** start of EXERCISE DATA **
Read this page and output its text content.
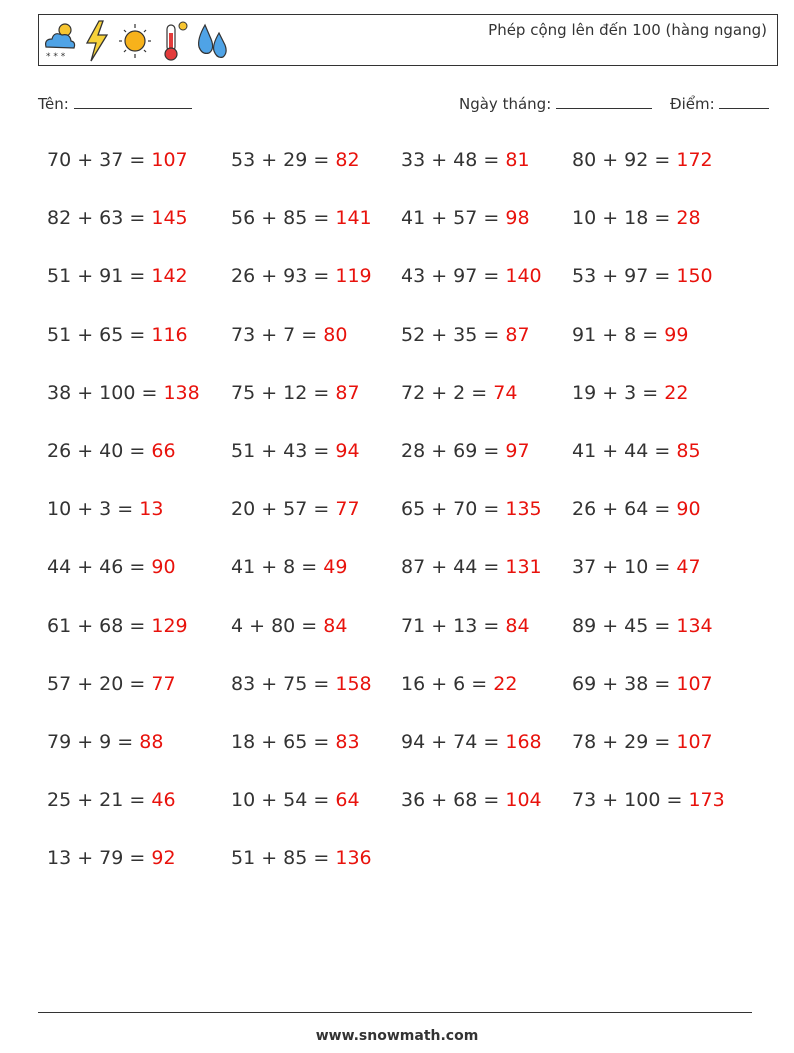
* * *
Phép cộng lên đến 100 (hàng ngang)
Tên:	Ngày tháng:	Điểm:
70 + 37 = 107 53 + 29 = 82 33 + 48 = 81 80 + 92 = 172
82 + 63 = 145 56 + 85 = 141 41 + 57 = 98 10 + 18 = 28
51 + 91 = 142 26 + 93 = 119 43 + 97 = 140 53 + 97 = 150
51 + 65 = 116 73 + 7 = 80	52 + 35 = 87 91 + 8 = 99
38 + 100 = 138 75 + 12 = 87 72 + 2 = 74	19 + 3 = 22
26 + 40 = 66	51 + 43 = 94 28 + 69 = 97 41 + 44 = 85
10 + 3 = 13	20 + 57 = 77 65 + 70 = 135 26 + 64 = 90
44 + 46 = 90	41 + 8 = 49	87 + 44 = 131 37 + 10 = 47
61 + 68 = 129 4 + 80 = 84	71 + 13 = 84 89 + 45 = 134
57 + 20 = 77	83 + 75 = 158 16 + 6 = 22	69 + 38 = 107
79 + 9 = 88	18 + 65 = 83 94 + 74 = 168 78 + 29 = 107
25 + 21 = 46	10 + 54 = 64 36 + 68 = 104 73 + 100 = 173
13 + 79 = 92	51 + 85 = 136
www.snowmath.com
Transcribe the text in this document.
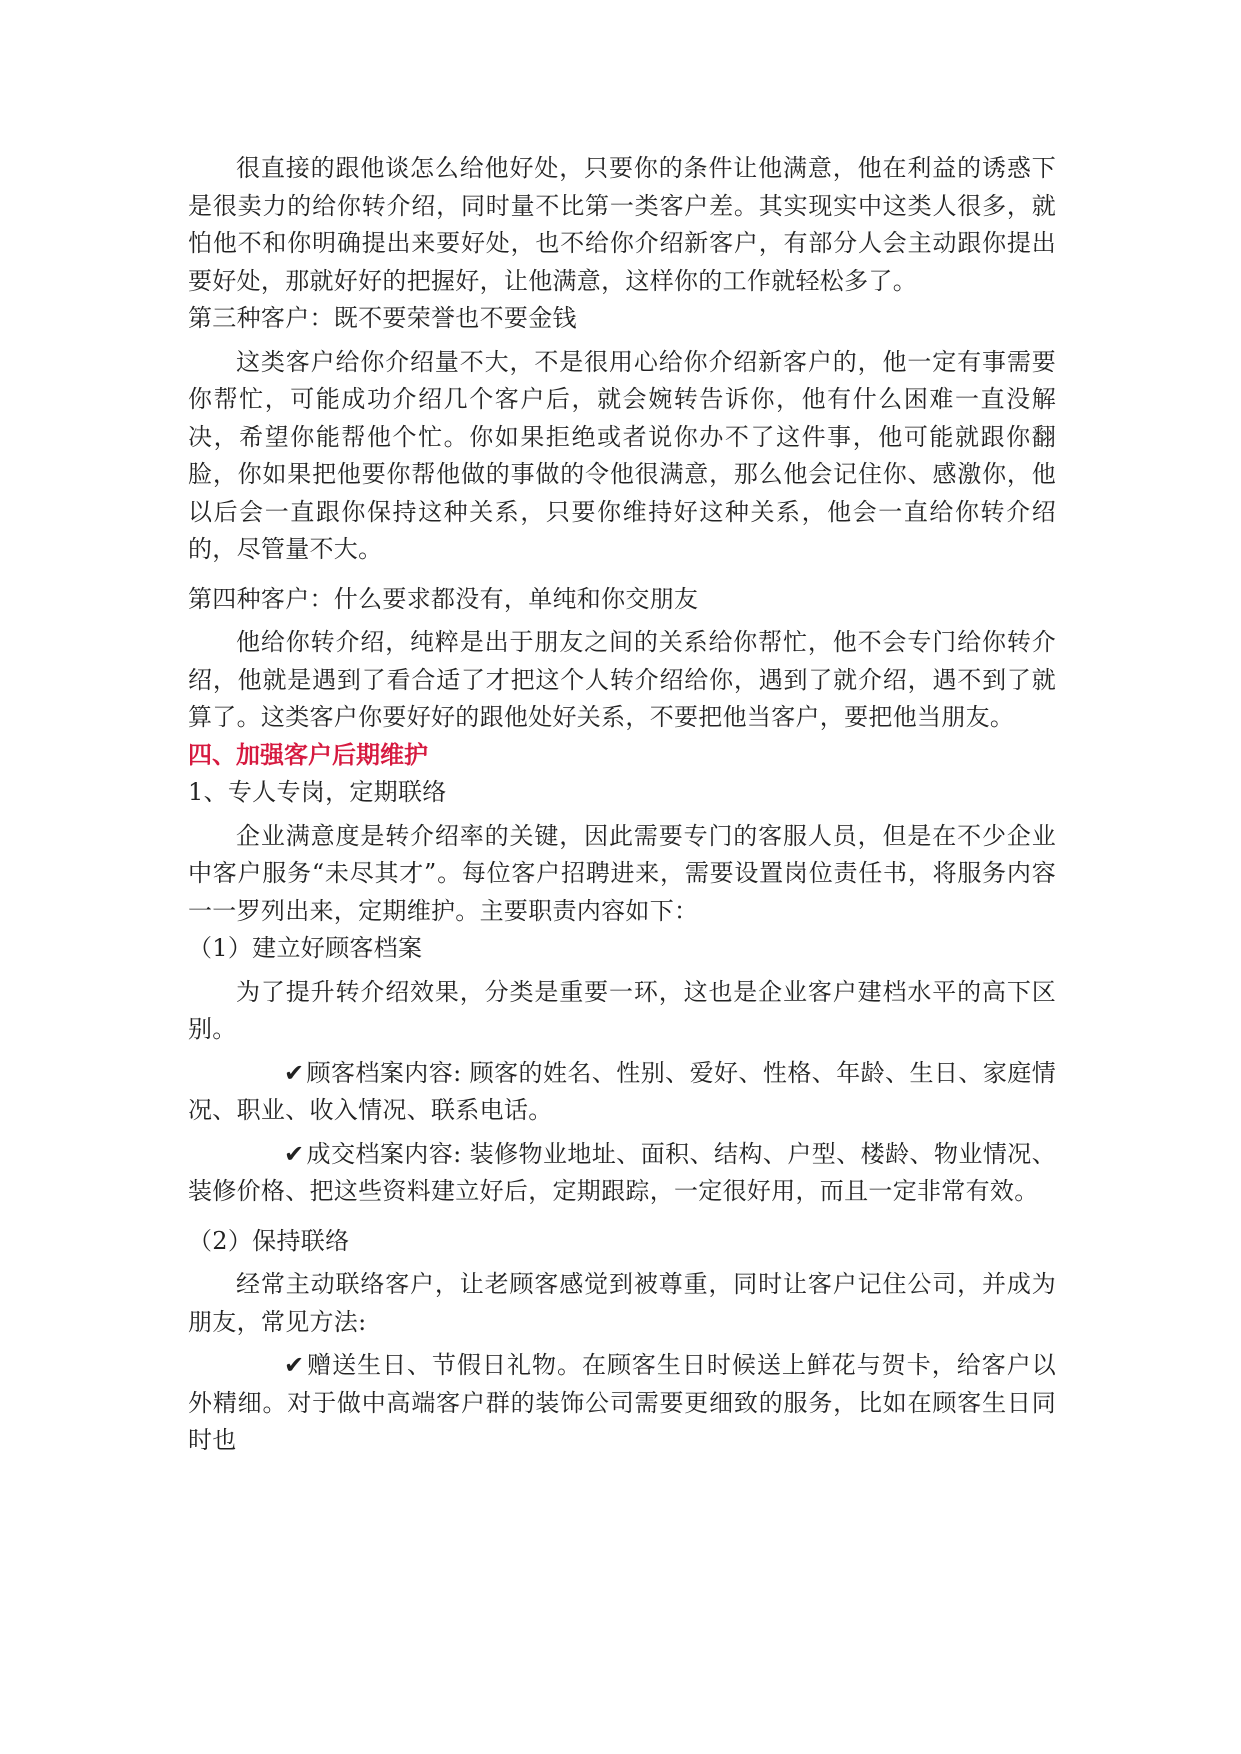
很直接的跟他谈怎么给他好处，只要你的条件让他满意，他在利益的诱惑下是很卖力的给你转介绍，同时量不比第一类客户差。其实现实中这类人很多，就怕他不和你明确提出来要好处，也不给你介绍新客户，有部分人会主动跟你提出要好处，那就好好的把握好，让他满意，这样你的工作就轻松多了。

第三种客户：既不要荣誉也不要金钱

这类客户给你介绍量不大，不是很用心给你介绍新客户的，他一定有事需要你帮忙，可能成功介绍几个客户后，就会婉转告诉你，他有什么困难一直没解决，希望你能帮他个忙。你如果拒绝或者说你办不了这件事，他可能就跟你翻脸，你如果把他要你帮他做的事做的令他很满意，那么他会记住你、感激你，他以后会一直跟你保持这种关系，只要你维持好这种关系，他会一直给你转介绍的，尽管量不大。

第四种客户：什么要求都没有，单纯和你交朋友

他给你转介绍，纯粹是出于朋友之间的关系给你帮忙，他不会专门给你转介绍，他就是遇到了看合适了才把这个人转介绍给你，遇到了就介绍，遇不到了就算了。这类客户你要好好的跟他处好关系，不要把他当客户，要把他当朋友。

四、加强客户后期维护

1、专人专岗，定期联络

企业满意度是转介绍率的关键，因此需要专门的客服人员，但是在不少企业中客户服务“未尽其才”。每位客户招聘进来，需要设置岗位责任书，将服务内容一一罗列出来，定期维护。主要职责内容如下：

（1）建立好顾客档案

为了提升转介绍效果，分类是重要一环，这也是企业客户建档水平的高下区别。

✔顾客档案内容: 顾客的姓名、性别、爱好、性格、年龄、生日、家庭情况、职业、收入情况、联系电话。

✔成交档案内容: 装修物业地址、面积、结构、户型、楼龄、物业情况、装修价格、把这些资料建立好后，定期跟踪，一定很好用，而且一定非常有效。

（2）保持联络

经常主动联络客户，让老顾客感觉到被尊重，同时让客户记住公司，并成为朋友，常见方法:

✔赠送生日、节假日礼物。在顾客生日时候送上鲜花与贺卡，给客户以外精细。对于做中高端客户群的装饰公司需要更细致的服务，比如在顾客生日同时也
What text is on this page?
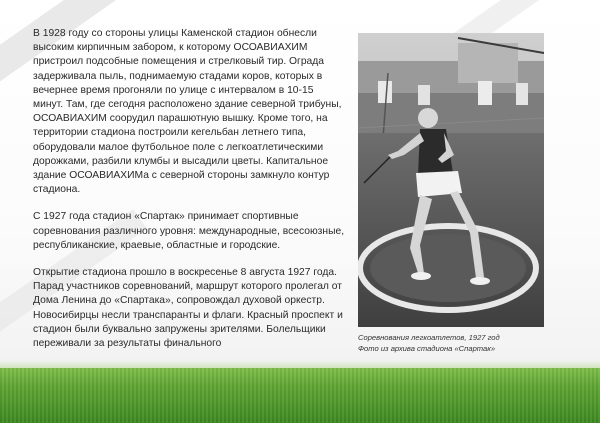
В 1928 году со стороны улицы Каменской стадион обнесли высоким кирпичным забором, к которому ОСОАВИАХИМ пристроил подсобные помещения и стрелковый тир. Ограда задерживала пыль, поднимаемую стадами коров, которых в вечернее время прогоняли по улице с интервалом в 10-15 минут. Там, где сегодня расположено здание северной трибуны, ОСОАВИАХИМ соорудил парашютную вышку. Кроме того, на территории стадиона построили кегельбан летнего типа, оборудовали малое футбольное поле с легкоатлетическими дорожками, разбили клумбы и высадили цветы. Капитальное здание ОСОАВИАХИМа с северной стороны замкнуло контур стадиона.

С 1927 года стадион «Спартак» принимает спортивные соревнования различного уровня: международные, всесоюзные, республиканские, краевые, областные и городские.

Открытие стадиона прошло в воскресенье 8 августа 1927 года. Парад участников соревнований, маршрут которого пролегал от Дома Ленина до «Спартака», сопровождал духовой оркестр. Новосибирцы несли транспаранты и флаги. Красный проспект и стадион были буквально запружены зрителями. Болельщики переживали за результаты финального

Соревнования легкоатлетов, 1927 год
Фото из архива стадиона «Спартак»
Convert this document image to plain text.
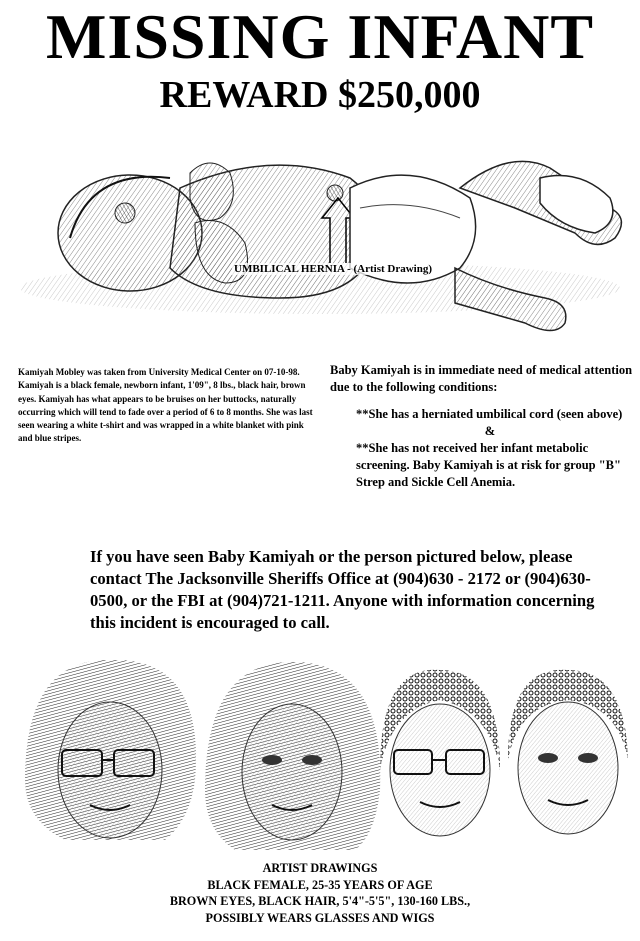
MISSING INFANT
REWARD $250,000
UMBILICAL HERNIA - (Artist Drawing)
Kamiyah Mobley was taken from University Medical Center on 07-10-98. Kamiyah is a black female, newborn infant, 1'09", 8 lbs., black hair, brown eyes. Kamiyah has what appears to be bruises on her buttocks, naturally occurring which will tend to fade over a period of 6 to 8 months. She was last seen wearing a white t-shirt and was wrapped in a white blanket with pink and blue stripes.

Baby Kamiyah is in immediate need of medical attention due to the following conditions:

**She has a herniated umbilical cord (seen above)

&

**She has not received her infant metabolic screening. Baby Kamiyah is at risk for group "B" Strep and Sickle Cell Anemia.

If you have seen Baby Kamiyah or the person pictured below, please contact The Jacksonville Sheriffs Office at (904)630 - 2172 or (904)630-0500, or the FBI at (904)721-1211. Anyone with information concerning this incident is encouraged to call.
ARTIST DRAWINGS
BLACK FEMALE, 25-35 YEARS OF AGE
BROWN EYES, BLACK HAIR, 5'4"-5'5", 130-160 LBS.,
POSSIBLY WEARS GLASSES AND WIGS
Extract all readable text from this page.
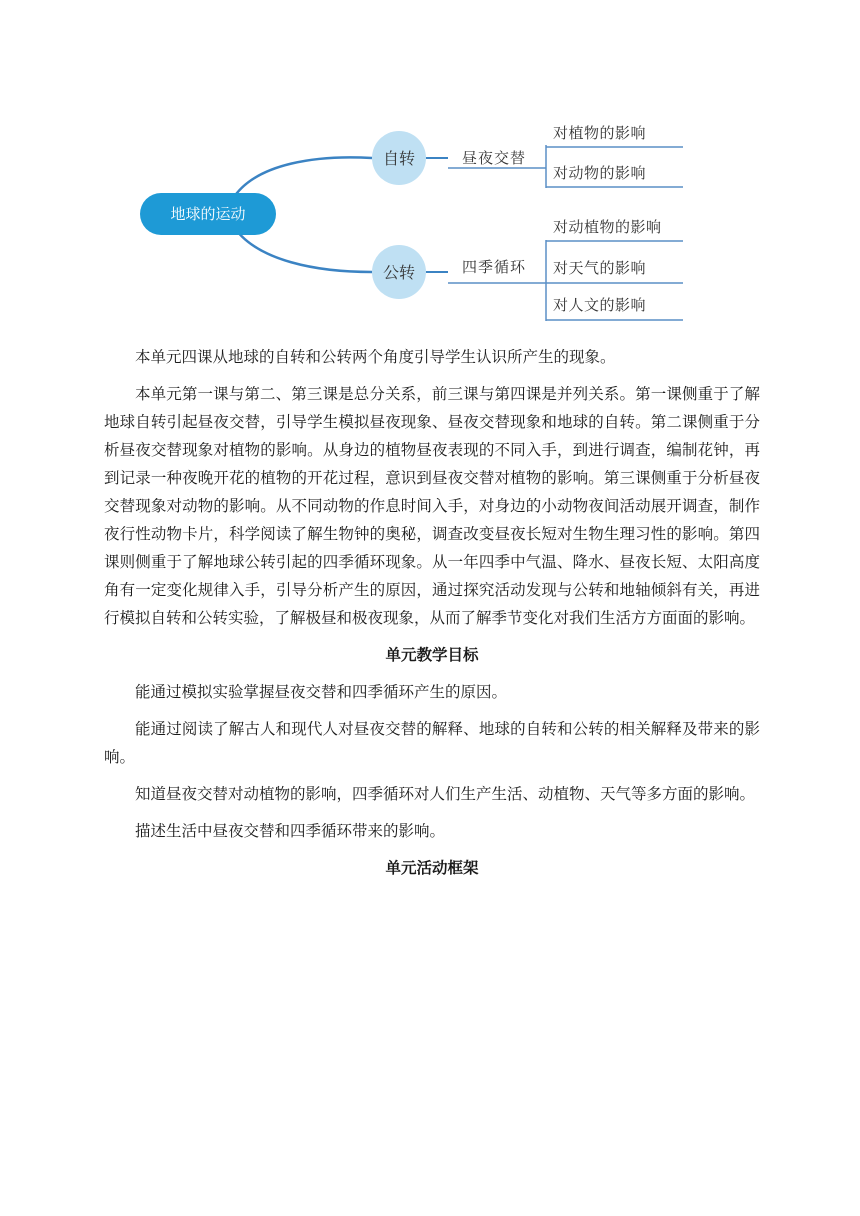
地球的运动
自转	昼夜交替
对植物的影响
对动物的影响
公转	四季循环
对动植物的影响
对天气的影响
对人文的影响

本单元四课从地球的自转和公转两个角度引导学生认识所产生的现象。

本单元第一课与第二、第三课是总分关系，前三课与第四课是并列关系。第一课侧重于了解地球自转引起昼夜交替，引导学生模拟昼夜现象、昼夜交替现象和地球的自转。第二课侧重于分析昼夜交替现象对植物的影响。从身边的植物昼夜表现的不同入手，到进行调查，编制花钟，再到记录一种夜晚开花的植物的开花过程，意识到昼夜交替对植物的影响。第三课侧重于分析昼夜交替现象对动物的影响。从不同动物的作息时间入手，对身边的小动物夜间活动展开调查，制作夜行性动物卡片，科学阅读了解生物钟的奥秘，调查改变昼夜长短对生物生理习性的影响。第四课则侧重于了解地球公转引起的四季循环现象。从一年四季中气温、降水、昼夜长短、太阳高度角有一定变化规律入手，引导分析产生的原因，通过探究活动发现与公转和地轴倾斜有关，再进行模拟自转和公转实验，了解极昼和极夜现象，从而了解季节变化对我们生活方方面面的影响。

单元教学目标

能通过模拟实验掌握昼夜交替和四季循环产生的原因。

能通过阅读了解古人和现代人对昼夜交替的解释、地球的自转和公转的相关解释及带来的影响。

知道昼夜交替对动植物的影响，四季循环对人们生产生活、动植物、天气等多方面的影响。

描述生活中昼夜交替和四季循环带来的影响。

单元活动框架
** end of EXERCISE DATA **
**DIRECTION:** Retype every entry verbatim and exclude the pictures from the copy.

**EXERCISE SOLUTION:**
Read this page and output its text content.
* * *
Phép cộng lên đến 100 (hàng ngang)
Tên:	Ngày tháng:	Điểm:
70 + 37 = 107 53 + 29 = 82 33 + 48 = 81 80 + 92 = 172
82 + 63 = 145 56 + 85 = 141 41 + 57 = 98 10 + 18 = 28
51 + 91 = 142 26 + 93 = 119 43 + 97 = 140 53 + 97 = 150
51 + 65 = 116 73 + 7 = 80	52 + 35 = 87 91 + 8 = 99
38 + 100 = 138 75 + 12 = 87 72 + 2 = 74	19 + 3 = 22
26 + 40 = 66	51 + 43 = 94 28 + 69 = 97 41 + 44 = 85
10 + 3 = 13	20 + 57 = 77 65 + 70 = 135 26 + 64 = 90
44 + 46 = 90	41 + 8 = 49	87 + 44 = 131 37 + 10 = 47
61 + 68 = 129 4 + 80 = 84	71 + 13 = 84 89 + 45 = 134
57 + 20 = 77	83 + 75 = 158 16 + 6 = 22	69 + 38 = 107
79 + 9 = 88	18 + 65 = 83 94 + 74 = 168 78 + 29 = 107
25 + 21 = 46	10 + 54 = 64 36 + 68 = 104 73 + 100 = 173
13 + 79 = 92	51 + 85 = 136
www.snowmath.com
Transcribe the text in this document.
很直接的跟他谈怎么给他好处，只要你的条件让他满意，他在利益的诱惑下是很卖力的给你转介绍，同时量不比第一类客户差。其实现实中这类人很多，就怕他不和你明确提出来要好处，也不给你介绍新客户，有部分人会主动跟你提出要好处，那就好好的把握好，让他满意，这样你的工作就轻松多了。

第三种客户：既不要荣誉也不要金钱

这类客户给你介绍量不大，不是很用心给你介绍新客户的，他一定有事需要你帮忙，可能成功介绍几个客户后，就会婉转告诉你，他有什么困难一直没解决，希望你能帮他个忙。你如果拒绝或者说你办不了这件事，他可能就跟你翻脸，你如果把他要你帮他做的事做的令他很满意，那么他会记住你、感激你，他以后会一直跟你保持这种关系，只要你维持好这种关系，他会一直给你转介绍的，尽管量不大。

第四种客户：什么要求都没有，单纯和你交朋友

他给你转介绍，纯粹是出于朋友之间的关系给你帮忙，他不会专门给你转介绍，他就是遇到了看合适了才把这个人转介绍给你，遇到了就介绍，遇不到了就算了。这类客户你要好好的跟他处好关系，不要把他当客户，要把他当朋友。

四、加强客户后期维护

1、专人专岗，定期联络

企业满意度是转介绍率的关键，因此需要专门的客服人员，但是在不少企业中客户服务“未尽其才”。每位客户招聘进来，需要设置岗位责任书，将服务内容一一罗列出来，定期维护。主要职责内容如下：

（1）建立好顾客档案

为了提升转介绍效果，分类是重要一环，这也是企业客户建档水平的高下区别。

✔顾客档案内容: 顾客的姓名、性别、爱好、性格、年龄、生日、家庭情况、职业、收入情况、联系电话。

✔成交档案内容: 装修物业地址、面积、结构、户型、楼龄、物业情况、装修价格、把这些资料建立好后，定期跟踪，一定很好用，而且一定非常有效。

（2）保持联络

经常主动联络客户，让老顾客感觉到被尊重，同时让客户记住公司，并成为朋友，常见方法:

✔赠送生日、节假日礼物。在顾客生日时候送上鲜花与贺卡，给客户以外精细。对于做中高端客户群的装饰公司需要更细致的服务，比如在顾客生日同时也
What text is on this page?
В 1928 году со стороны улицы Каменской стадион обнесли высоким кирпичным забором, к которому ОСОАВИАХИМ пристроил подсобные помещения и стрелковый тир. Ограда задерживала пыль, поднимаемую стадами коров, которых в вечернее время прогоняли по улице с интервалом в 10-15 минут. Там, где сегодня расположено здание северной трибуны, ОСОАВИАХИМ соорудил парашютную вышку. Кроме того, на территории стадиона построили кегельбан летнего типа, оборудовали малое футбольное поле с легкоатлетическими дорожками, разбили клумбы и высадили цветы. Капитальное здание ОСОАВИАХИМа с северной стороны замкнуло контур стадиона.

С 1927 года стадион «Спартак» принимает спортивные соревнования различного уровня: международные, всесоюзные, республиканские, краевые, областные и городские.

Открытие стадиона прошло в воскресенье 8 августа 1927 года. Парад участников соревнований, маршрут которого пролегал от Дома Ленина до «Спартака», сопровождал духовой оркестр. Новосибирцы несли транспаранты и флаги. Красный проспект и стадион были буквально запружены зрителями. Болельщики переживали за результаты финального

Соревнования легкоатлетов, 1927 год
Фото из архива стадиона «Спартак»
Convert this document image to plain text.
MISSING INFANT
REWARD $250,000
UMBILICAL HERNIA - (Artist Drawing)
Kamiyah Mobley was taken from University Medical Center on 07-10-98. Kamiyah is a black female, newborn infant, 1'09", 8 lbs., black hair, brown eyes. Kamiyah has what appears to be bruises on her buttocks, naturally occurring which will tend to fade over a period of 6 to 8 months. She was last seen wearing a white t-shirt and was wrapped in a white blanket with pink and blue stripes.

Baby Kamiyah is in immediate need of medical attention due to the following conditions:

**She has a herniated umbilical cord (seen above)

&

**She has not received her infant metabolic screening. Baby Kamiyah is at risk for group "B" Strep and Sickle Cell Anemia.

If you have seen Baby Kamiyah or the person pictured below, please contact The Jacksonville Sheriffs Office at (904)630 - 2172 or (904)630-0500, or the FBI at (904)721-1211. Anyone with information concerning this incident is encouraged to call.
ARTIST DRAWINGS
BLACK FEMALE, 25-35 YEARS OF AGE
BROWN EYES, BLACK HAIR, 5'4"-5'5", 130-160 LBS.,
POSSIBLY WEARS GLASSES AND WIGS
Extract all readable text from this page.
地球的运动
自转	昼夜交替
对植物的影响
对动物的影响
公转	四季循环
对动植物的影响
对天气的影响
对人文的影响

本单元四课从地球的自转和公转两个角度引导学生认识所产生的现象。

本单元第一课与第二、第三课是总分关系，前三课与第四课是并列关系。第一课侧重于了解地球自转引起昼夜交替，引导学生模拟昼夜现象、昼夜交替现象和地球的自转。第二课侧重于分析昼夜交替现象对植物的影响。从身边的植物昼夜表现的不同入手，到进行调查，编制花钟，再到记录一种夜晚开花的植物的开花过程，意识到昼夜交替对植物的影响。第三课侧重于分析昼夜交替现象对动物的影响。从不同动物的作息时间入手，对身边的小动物夜间活动展开调查，制作夜行性动物卡片，科学阅读了解生物钟的奥秘，调查改变昼夜长短对生物生理习性的影响。第四课则侧重于了解地球公转引起的四季循环现象。从一年四季中气温、降水、昼夜长短、太阳高度角有一定变化规律入手，引导分析产生的原因，通过探究活动发现与公转和地轴倾斜有关，再进行模拟自转和公转实验，了解极昼和极夜现象，从而了解季节变化对我们生活方方面面的影响。

单元教学目标

能通过模拟实验掌握昼夜交替和四季循环产生的原因。

能通过阅读了解古人和现代人对昼夜交替的解释、地球的自转和公转的相关解释及带来的影响。

知道昼夜交替对动植物的影响，四季循环对人们生产生活、动植物、天气等多方面的影响。

描述生活中昼夜交替和四季循环带来的影响。

单元活动框架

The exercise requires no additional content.